+++ TASK INPUTS

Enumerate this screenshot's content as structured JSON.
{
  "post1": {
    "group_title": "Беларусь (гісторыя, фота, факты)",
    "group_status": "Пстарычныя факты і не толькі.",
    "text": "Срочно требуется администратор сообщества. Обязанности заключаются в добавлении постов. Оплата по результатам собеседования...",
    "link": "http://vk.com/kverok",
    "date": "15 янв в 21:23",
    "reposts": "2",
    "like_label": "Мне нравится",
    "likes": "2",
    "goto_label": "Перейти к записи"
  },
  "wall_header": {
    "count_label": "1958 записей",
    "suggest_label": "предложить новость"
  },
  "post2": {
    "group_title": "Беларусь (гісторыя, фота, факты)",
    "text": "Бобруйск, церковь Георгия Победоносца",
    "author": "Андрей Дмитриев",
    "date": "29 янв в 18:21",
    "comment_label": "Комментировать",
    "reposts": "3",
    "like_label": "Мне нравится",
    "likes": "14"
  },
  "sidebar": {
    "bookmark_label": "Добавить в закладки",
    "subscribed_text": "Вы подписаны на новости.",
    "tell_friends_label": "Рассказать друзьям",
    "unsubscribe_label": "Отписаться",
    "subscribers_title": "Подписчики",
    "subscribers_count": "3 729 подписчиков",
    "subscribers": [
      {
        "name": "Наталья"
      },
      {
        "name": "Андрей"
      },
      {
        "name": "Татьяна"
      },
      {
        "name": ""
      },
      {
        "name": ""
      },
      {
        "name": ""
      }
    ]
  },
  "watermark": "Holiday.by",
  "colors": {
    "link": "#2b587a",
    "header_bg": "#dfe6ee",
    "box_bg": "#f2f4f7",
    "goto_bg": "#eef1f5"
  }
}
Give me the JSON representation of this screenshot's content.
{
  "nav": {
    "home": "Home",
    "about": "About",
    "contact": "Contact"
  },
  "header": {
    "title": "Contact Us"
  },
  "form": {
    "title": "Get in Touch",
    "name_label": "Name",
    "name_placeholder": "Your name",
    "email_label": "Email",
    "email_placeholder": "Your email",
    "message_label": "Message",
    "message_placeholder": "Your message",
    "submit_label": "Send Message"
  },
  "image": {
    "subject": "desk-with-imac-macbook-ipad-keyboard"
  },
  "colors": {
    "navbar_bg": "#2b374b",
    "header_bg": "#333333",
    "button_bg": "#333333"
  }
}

++++++

Repeat only the lines from the one holding "Give me the" through the last line of the data.

Give me the JSON representation of this screenshot's content.
{
  "nav": {
    "home": "Home",
    "about": "About",
    "contact": "Contact"
  },
  "header": {
    "title": "Contact Us"
  },
  "form": {
    "title": "Get in Touch",
    "name_label": "Name",
    "name_placeholder": "Your name",
    "email_label": "Email",
    "email_placeholder": "Your email",
    "message_label": "Message",
    "message_placeholder": "Your message",
    "submit_label": "Send Message"
  },
  "image": {
    "subject": "desk-with-imac-macbook-ipad-keyboard"
  },
  "colors": {
    "navbar_bg": "#2b374b",
    "header_bg": "#333333",
    "button_bg": "#333333"
  }
}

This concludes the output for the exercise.